SET PROBLEM >> The data must be returned in full and exactly as given.

EXTRACTED MATERIAL >>
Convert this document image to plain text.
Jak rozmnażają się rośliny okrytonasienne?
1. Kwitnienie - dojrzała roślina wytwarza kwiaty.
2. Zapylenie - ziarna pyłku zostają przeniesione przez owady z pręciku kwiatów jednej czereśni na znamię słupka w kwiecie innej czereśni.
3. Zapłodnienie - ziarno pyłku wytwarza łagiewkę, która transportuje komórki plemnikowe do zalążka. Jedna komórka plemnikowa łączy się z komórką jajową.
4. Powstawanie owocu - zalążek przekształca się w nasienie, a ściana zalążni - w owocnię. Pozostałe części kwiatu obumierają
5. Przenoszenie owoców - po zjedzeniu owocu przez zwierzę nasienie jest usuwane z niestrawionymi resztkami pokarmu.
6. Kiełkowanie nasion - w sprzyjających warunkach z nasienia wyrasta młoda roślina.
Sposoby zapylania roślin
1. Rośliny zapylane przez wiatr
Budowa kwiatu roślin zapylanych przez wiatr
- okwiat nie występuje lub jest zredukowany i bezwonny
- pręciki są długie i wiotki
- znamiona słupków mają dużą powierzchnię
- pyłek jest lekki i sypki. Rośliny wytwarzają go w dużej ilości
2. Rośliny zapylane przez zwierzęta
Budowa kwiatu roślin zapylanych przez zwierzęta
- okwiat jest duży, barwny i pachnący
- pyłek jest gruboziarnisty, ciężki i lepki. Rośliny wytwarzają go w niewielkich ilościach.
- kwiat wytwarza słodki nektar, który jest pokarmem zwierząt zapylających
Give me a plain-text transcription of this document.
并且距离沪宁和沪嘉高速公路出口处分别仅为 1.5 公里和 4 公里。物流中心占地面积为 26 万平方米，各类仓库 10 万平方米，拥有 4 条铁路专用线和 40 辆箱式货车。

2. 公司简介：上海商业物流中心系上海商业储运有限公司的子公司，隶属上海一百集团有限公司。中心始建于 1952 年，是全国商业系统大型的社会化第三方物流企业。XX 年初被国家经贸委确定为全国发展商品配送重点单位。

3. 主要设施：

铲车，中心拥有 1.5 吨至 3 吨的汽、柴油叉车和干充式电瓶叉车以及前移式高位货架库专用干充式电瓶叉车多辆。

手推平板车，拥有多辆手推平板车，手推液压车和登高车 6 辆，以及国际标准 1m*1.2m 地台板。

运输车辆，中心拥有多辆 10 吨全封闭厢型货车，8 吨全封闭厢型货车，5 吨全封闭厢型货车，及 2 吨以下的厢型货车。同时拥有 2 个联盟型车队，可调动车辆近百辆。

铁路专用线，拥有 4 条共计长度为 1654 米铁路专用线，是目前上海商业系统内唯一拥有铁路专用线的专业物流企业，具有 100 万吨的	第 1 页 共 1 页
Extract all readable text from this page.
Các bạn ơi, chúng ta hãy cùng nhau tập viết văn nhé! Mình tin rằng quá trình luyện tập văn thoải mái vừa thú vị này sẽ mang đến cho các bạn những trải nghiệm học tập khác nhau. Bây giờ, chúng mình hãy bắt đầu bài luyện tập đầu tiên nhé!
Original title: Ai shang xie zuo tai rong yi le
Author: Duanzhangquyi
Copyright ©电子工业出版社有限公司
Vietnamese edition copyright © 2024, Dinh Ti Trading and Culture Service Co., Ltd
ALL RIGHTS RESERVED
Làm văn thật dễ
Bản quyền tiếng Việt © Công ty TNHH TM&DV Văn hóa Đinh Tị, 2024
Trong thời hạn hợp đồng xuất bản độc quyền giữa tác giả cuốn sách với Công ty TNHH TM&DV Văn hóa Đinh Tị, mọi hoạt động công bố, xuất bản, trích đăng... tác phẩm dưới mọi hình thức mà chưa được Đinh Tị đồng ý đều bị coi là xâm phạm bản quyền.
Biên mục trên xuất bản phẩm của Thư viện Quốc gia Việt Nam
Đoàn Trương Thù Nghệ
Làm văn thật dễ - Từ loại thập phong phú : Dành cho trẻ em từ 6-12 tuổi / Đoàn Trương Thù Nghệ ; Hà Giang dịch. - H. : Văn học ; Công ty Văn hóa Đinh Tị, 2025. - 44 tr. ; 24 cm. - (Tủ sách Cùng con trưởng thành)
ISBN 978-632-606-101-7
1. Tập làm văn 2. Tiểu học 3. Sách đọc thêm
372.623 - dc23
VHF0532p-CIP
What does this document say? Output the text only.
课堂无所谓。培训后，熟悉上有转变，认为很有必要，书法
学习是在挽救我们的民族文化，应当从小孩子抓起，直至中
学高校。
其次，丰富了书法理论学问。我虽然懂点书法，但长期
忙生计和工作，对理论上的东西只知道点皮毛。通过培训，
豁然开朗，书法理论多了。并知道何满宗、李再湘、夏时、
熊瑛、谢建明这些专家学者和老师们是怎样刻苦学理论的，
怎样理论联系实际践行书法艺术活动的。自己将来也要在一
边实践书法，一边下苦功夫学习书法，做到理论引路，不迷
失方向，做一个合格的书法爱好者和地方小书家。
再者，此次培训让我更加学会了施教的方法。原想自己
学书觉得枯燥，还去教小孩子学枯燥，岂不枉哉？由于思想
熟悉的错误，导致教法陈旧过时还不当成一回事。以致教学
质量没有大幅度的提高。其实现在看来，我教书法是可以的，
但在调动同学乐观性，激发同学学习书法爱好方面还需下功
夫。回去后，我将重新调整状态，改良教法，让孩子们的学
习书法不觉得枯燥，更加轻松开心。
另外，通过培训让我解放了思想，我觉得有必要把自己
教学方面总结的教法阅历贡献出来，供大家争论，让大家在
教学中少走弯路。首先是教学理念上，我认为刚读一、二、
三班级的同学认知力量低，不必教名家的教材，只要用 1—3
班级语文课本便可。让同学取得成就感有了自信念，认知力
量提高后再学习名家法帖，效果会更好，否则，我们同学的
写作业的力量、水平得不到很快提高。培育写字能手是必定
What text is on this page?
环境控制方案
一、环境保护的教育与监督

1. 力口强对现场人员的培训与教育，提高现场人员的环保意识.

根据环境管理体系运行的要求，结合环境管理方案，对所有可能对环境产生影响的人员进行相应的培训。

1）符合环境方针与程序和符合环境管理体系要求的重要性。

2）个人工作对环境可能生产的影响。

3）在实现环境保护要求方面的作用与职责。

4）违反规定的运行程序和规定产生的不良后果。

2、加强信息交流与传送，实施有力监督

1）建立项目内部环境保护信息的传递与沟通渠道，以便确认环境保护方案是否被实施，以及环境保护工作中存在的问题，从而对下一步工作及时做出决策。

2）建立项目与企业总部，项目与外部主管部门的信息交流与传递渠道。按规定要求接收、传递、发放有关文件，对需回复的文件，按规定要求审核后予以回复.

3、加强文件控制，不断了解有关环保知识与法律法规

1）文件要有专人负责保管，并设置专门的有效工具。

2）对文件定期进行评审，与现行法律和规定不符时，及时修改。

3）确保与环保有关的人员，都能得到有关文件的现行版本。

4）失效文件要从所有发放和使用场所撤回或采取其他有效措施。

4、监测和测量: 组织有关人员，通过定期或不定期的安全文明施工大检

WORKED ANSWER >>
Convert this document image to plain text.
Jak rozmnażają się rośliny okrytonasienne?
1. Kwitnienie - dojrzała roślina wytwarza kwiaty.
2. Zapylenie - ziarna pyłku zostają przeniesione przez owady z pręciku kwiatów jednej czereśni na znamię słupka w kwiecie innej czereśni.
3. Zapłodnienie - ziarno pyłku wytwarza łagiewkę, która transportuje komórki plemnikowe do zalążka. Jedna komórka plemnikowa łączy się z komórką jajową.
4. Powstawanie owocu - zalążek przekształca się w nasienie, a ściana zalążni - w owocnię. Pozostałe części kwiatu obumierają
5. Przenoszenie owoców - po zjedzeniu owocu przez zwierzę nasienie jest usuwane z niestrawionymi resztkami pokarmu.
6. Kiełkowanie nasion - w sprzyjających warunkach z nasienia wyrasta młoda roślina.
Sposoby zapylania roślin
1. Rośliny zapylane przez wiatr
Budowa kwiatu roślin zapylanych przez wiatr
- okwiat nie występuje lub jest zredukowany i bezwonny
- pręciki są długie i wiotki
- znamiona słupków mają dużą powierzchnię
- pyłek jest lekki i sypki. Rośliny wytwarzają go w dużej ilości
2. Rośliny zapylane przez zwierzęta
Budowa kwiatu roślin zapylanych przez zwierzęta
- okwiat jest duży, barwny i pachnący
- pyłek jest gruboziarnisty, ciężki i lepki. Rośliny wytwarzają go w niewielkich ilościach.
- kwiat wytwarza słodki nektar, który jest pokarmem zwierząt zapylających
Give me a plain-text transcription of this document.
并且距离沪宁和沪嘉高速公路出口处分别仅为 1.5 公里和 4 公里。物流中心占地面积为 26 万平方米，各类仓库 10 万平方米，拥有 4 条铁路专用线和 40 辆箱式货车。

2. 公司简介：上海商业物流中心系上海商业储运有限公司的子公司，隶属上海一百集团有限公司。中心始建于 1952 年，是全国商业系统大型的社会化第三方物流企业。XX 年初被国家经贸委确定为全国发展商品配送重点单位。

3. 主要设施：

铲车，中心拥有 1.5 吨至 3 吨的汽、柴油叉车和干充式电瓶叉车以及前移式高位货架库专用干充式电瓶叉车多辆。

手推平板车，拥有多辆手推平板车，手推液压车和登高车 6 辆，以及国际标准 1m*1.2m 地台板。

运输车辆，中心拥有多辆 10 吨全封闭厢型货车，8 吨全封闭厢型货车，5 吨全封闭厢型货车，及 2 吨以下的厢型货车。同时拥有 2 个联盟型车队，可调动车辆近百辆。

铁路专用线，拥有 4 条共计长度为 1654 米铁路专用线，是目前上海商业系统内唯一拥有铁路专用线的专业物流企业，具有 100 万吨的	第 1 页 共 1 页
Extract all readable text from this page.
Các bạn ơi, chúng ta hãy cùng nhau tập viết văn nhé! Mình tin rằng quá trình luyện tập văn thoải mái vừa thú vị này sẽ mang đến cho các bạn những trải nghiệm học tập khác nhau. Bây giờ, chúng mình hãy bắt đầu bài luyện tập đầu tiên nhé!
Original title: Ai shang xie zuo tai rong yi le
Author: Duanzhangquyi
Copyright ©电子工业出版社有限公司
Vietnamese edition copyright © 2024, Dinh Ti Trading and Culture Service Co., Ltd
ALL RIGHTS RESERVED
Làm văn thật dễ
Bản quyền tiếng Việt © Công ty TNHH TM&DV Văn hóa Đinh Tị, 2024
Trong thời hạn hợp đồng xuất bản độc quyền giữa tác giả cuốn sách với Công ty TNHH TM&DV Văn hóa Đinh Tị, mọi hoạt động công bố, xuất bản, trích đăng... tác phẩm dưới mọi hình thức mà chưa được Đinh Tị đồng ý đều bị coi là xâm phạm bản quyền.
Biên mục trên xuất bản phẩm của Thư viện Quốc gia Việt Nam
Đoàn Trương Thù Nghệ
Làm văn thật dễ - Từ loại thập phong phú : Dành cho trẻ em từ 6-12 tuổi / Đoàn Trương Thù Nghệ ; Hà Giang dịch. - H. : Văn học ; Công ty Văn hóa Đinh Tị, 2025. - 44 tr. ; 24 cm. - (Tủ sách Cùng con trưởng thành)
ISBN 978-632-606-101-7
1. Tập làm văn 2. Tiểu học 3. Sách đọc thêm
372.623 - dc23
VHF0532p-CIP
What does this document say? Output the text only.
课堂无所谓。培训后，熟悉上有转变，认为很有必要，书法
学习是在挽救我们的民族文化，应当从小孩子抓起，直至中
学高校。
其次，丰富了书法理论学问。我虽然懂点书法，但长期
忙生计和工作，对理论上的东西只知道点皮毛。通过培训，
豁然开朗，书法理论多了。并知道何满宗、李再湘、夏时、
熊瑛、谢建明这些专家学者和老师们是怎样刻苦学理论的，
怎样理论联系实际践行书法艺术活动的。自己将来也要在一
边实践书法，一边下苦功夫学习书法，做到理论引路，不迷
失方向，做一个合格的书法爱好者和地方小书家。
再者，此次培训让我更加学会了施教的方法。原想自己
学书觉得枯燥，还去教小孩子学枯燥，岂不枉哉？由于思想
熟悉的错误，导致教法陈旧过时还不当成一回事。以致教学
质量没有大幅度的提高。其实现在看来，我教书法是可以的，
但在调动同学乐观性，激发同学学习书法爱好方面还需下功
夫。回去后，我将重新调整状态，改良教法，让孩子们的学
习书法不觉得枯燥，更加轻松开心。
另外，通过培训让我解放了思想，我觉得有必要把自己
教学方面总结的教法阅历贡献出来，供大家争论，让大家在
教学中少走弯路。首先是教学理念上，我认为刚读一、二、
三班级的同学认知力量低，不必教名家的教材，只要用 1—3
班级语文课本便可。让同学取得成就感有了自信念，认知力
量提高后再学习名家法帖，效果会更好，否则，我们同学的
写作业的力量、水平得不到很快提高。培育写字能手是必定
What text is on this page?
环境控制方案
一、环境保护的教育与监督

1. 力口强对现场人员的培训与教育，提高现场人员的环保意识.

根据环境管理体系运行的要求，结合环境管理方案，对所有可能对环境产生影响的人员进行相应的培训。

1）符合环境方针与程序和符合环境管理体系要求的重要性。

2）个人工作对环境可能生产的影响。

3）在实现环境保护要求方面的作用与职责。

4）违反规定的运行程序和规定产生的不良后果。

2、加强信息交流与传送，实施有力监督

1）建立项目内部环境保护信息的传递与沟通渠道，以便确认环境保护方案是否被实施，以及环境保护工作中存在的问题，从而对下一步工作及时做出决策。

2）建立项目与企业总部，项目与外部主管部门的信息交流与传递渠道。按规定要求接收、传递、发放有关文件，对需回复的文件，按规定要求审核后予以回复.

3、加强文件控制，不断了解有关环保知识与法律法规

1）文件要有专人负责保管，并设置专门的有效工具。

2）对文件定期进行评审，与现行法律和规定不符时，及时修改。

3）确保与环保有关的人员，都能得到有关文件的现行版本。

4）失效文件要从所有发放和使用场所撤回或采取其他有效措施。

4、监测和测量: 组织有关人员，通过定期或不定期的安全文明施工大检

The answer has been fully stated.